- [Task goal] Can you write out the listing lines verbatim, starting at the line that contains "Enumerate the UI" and stopping after the line that contains "marker-brand-text: CONDOMÍNIO [473, 199, 595, 204]", with the picture left out?

Visual layout annotation data

-- Start --

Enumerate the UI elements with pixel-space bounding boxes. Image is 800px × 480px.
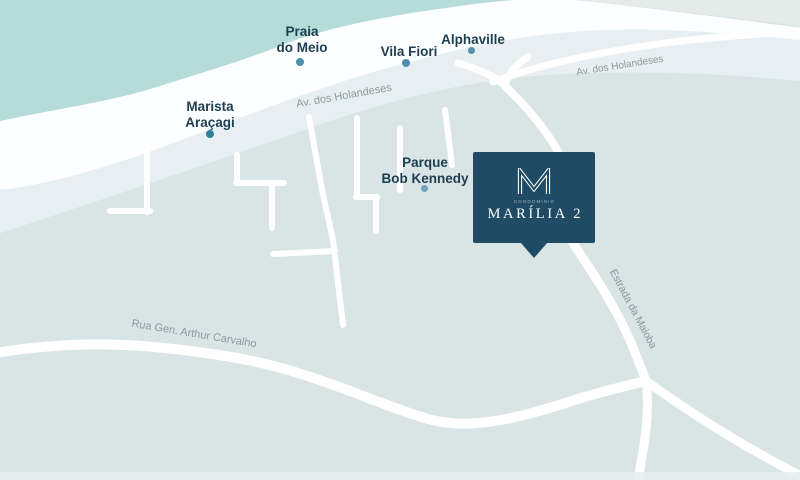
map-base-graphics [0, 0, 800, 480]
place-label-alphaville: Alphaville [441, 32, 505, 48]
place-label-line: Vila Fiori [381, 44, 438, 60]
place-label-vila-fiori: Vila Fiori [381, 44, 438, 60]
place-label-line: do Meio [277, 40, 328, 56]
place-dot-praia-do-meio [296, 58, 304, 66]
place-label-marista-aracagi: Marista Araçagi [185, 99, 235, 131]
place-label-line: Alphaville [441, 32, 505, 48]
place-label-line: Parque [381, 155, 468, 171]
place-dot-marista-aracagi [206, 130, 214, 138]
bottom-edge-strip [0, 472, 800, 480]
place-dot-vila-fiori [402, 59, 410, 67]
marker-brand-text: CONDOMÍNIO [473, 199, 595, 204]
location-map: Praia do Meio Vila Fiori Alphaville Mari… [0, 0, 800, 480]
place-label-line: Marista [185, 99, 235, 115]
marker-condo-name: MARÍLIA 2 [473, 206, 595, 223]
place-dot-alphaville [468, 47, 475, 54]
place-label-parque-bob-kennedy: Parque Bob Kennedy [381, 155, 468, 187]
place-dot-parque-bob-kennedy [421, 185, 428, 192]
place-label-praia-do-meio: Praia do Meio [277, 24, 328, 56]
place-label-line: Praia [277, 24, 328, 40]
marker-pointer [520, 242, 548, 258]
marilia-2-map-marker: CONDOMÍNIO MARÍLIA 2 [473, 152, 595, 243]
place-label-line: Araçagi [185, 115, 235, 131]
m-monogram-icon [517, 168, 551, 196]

-- End --
-- Start --

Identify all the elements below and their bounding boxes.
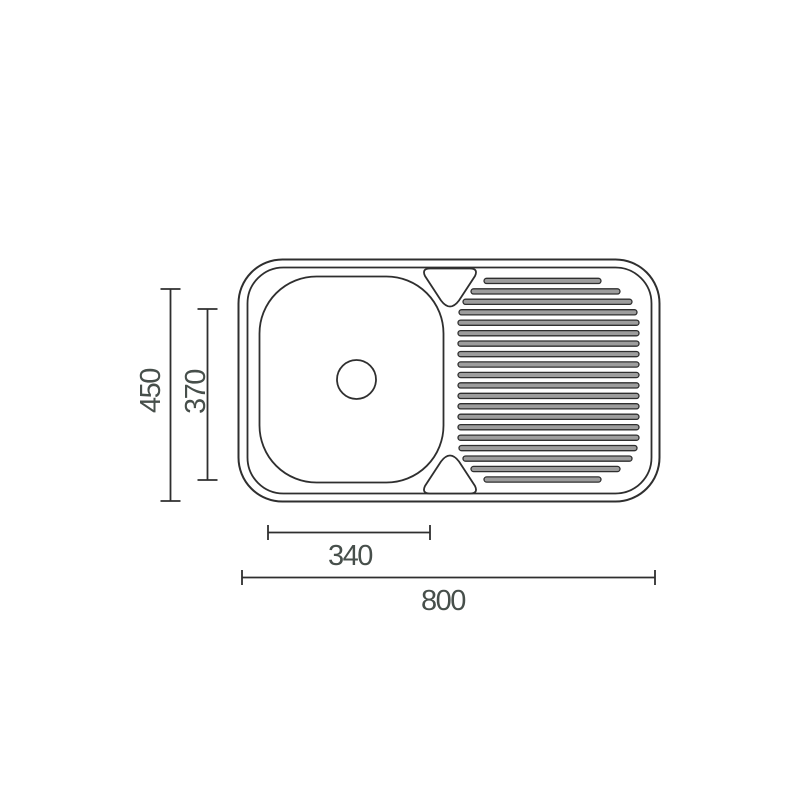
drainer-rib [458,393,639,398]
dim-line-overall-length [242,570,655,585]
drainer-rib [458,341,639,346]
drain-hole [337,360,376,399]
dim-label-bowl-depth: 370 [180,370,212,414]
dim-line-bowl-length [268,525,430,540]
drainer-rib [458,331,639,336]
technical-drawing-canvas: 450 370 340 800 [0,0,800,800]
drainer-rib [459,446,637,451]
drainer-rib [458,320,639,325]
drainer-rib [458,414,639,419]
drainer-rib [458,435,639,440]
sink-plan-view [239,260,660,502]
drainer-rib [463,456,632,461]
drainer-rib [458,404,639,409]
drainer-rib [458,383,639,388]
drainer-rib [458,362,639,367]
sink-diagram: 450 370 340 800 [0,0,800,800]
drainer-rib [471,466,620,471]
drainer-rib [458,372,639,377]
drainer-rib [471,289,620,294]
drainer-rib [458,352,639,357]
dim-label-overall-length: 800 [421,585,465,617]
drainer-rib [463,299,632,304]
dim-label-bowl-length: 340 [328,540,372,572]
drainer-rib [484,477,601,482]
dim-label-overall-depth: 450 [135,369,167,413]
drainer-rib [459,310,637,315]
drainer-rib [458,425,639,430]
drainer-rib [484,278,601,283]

-- End --
-- Start --

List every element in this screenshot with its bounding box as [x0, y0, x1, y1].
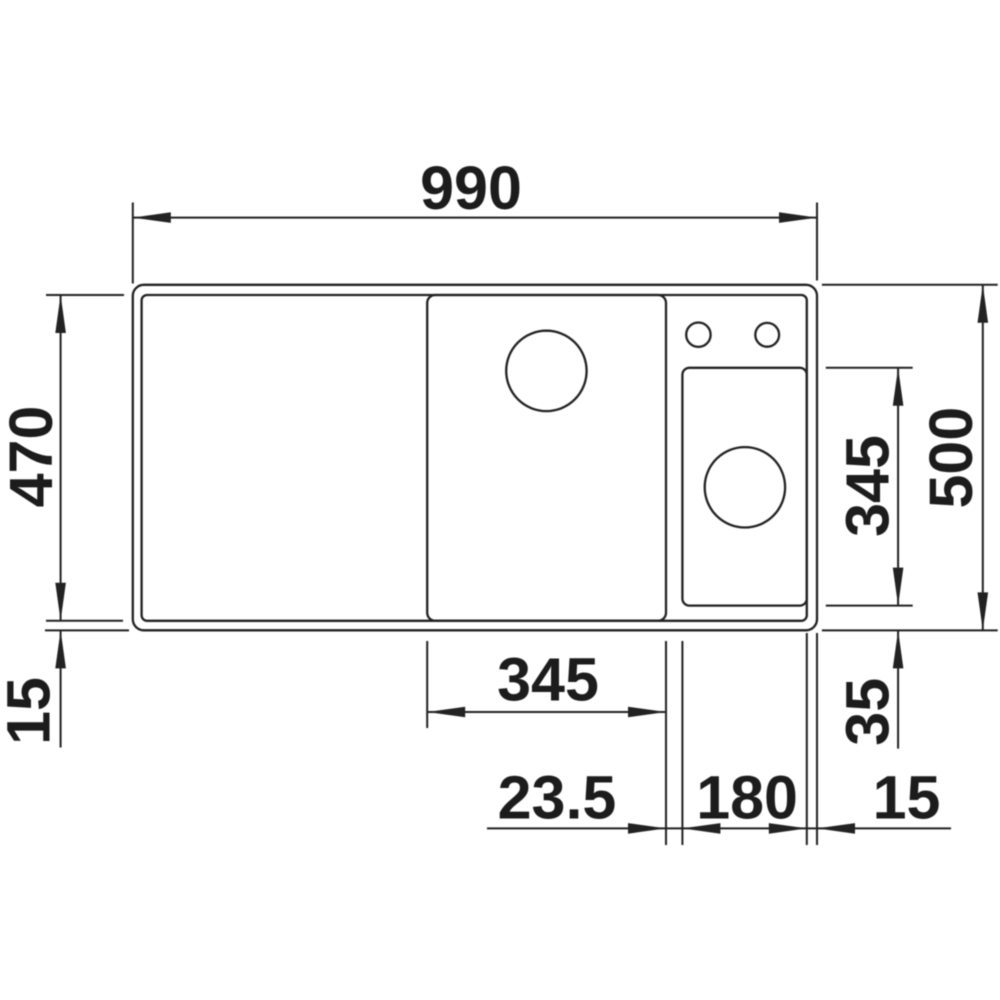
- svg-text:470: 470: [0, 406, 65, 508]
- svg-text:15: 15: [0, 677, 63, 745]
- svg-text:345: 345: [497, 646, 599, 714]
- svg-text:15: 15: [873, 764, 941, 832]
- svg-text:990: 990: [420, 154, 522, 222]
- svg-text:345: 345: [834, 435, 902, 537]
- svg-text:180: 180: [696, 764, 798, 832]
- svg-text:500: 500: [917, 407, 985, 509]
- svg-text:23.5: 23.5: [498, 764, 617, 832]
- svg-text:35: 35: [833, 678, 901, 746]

-- End --

- [Correct answer]
Enumerate the UI elements with pixel-space bounding boxes. Image is 800px × 480px.
map-base-graphics [0, 0, 800, 480]
place-label-alphaville: Alphaville [441, 32, 505, 48]
place-label-line: Vila Fiori [381, 44, 438, 60]
place-label-vila-fiori: Vila Fiori [381, 44, 438, 60]
place-label-line: do Meio [277, 40, 328, 56]
place-dot-praia-do-meio [296, 58, 304, 66]
place-label-marista-aracagi: Marista Araçagi [185, 99, 235, 131]
place-label-line: Alphaville [441, 32, 505, 48]
place-label-line: Parque [381, 155, 468, 171]
place-dot-marista-aracagi [206, 130, 214, 138]
bottom-edge-strip [0, 472, 800, 480]
place-dot-vila-fiori [402, 59, 410, 67]
marker-brand-text: CONDOMÍNIO [473, 199, 595, 204]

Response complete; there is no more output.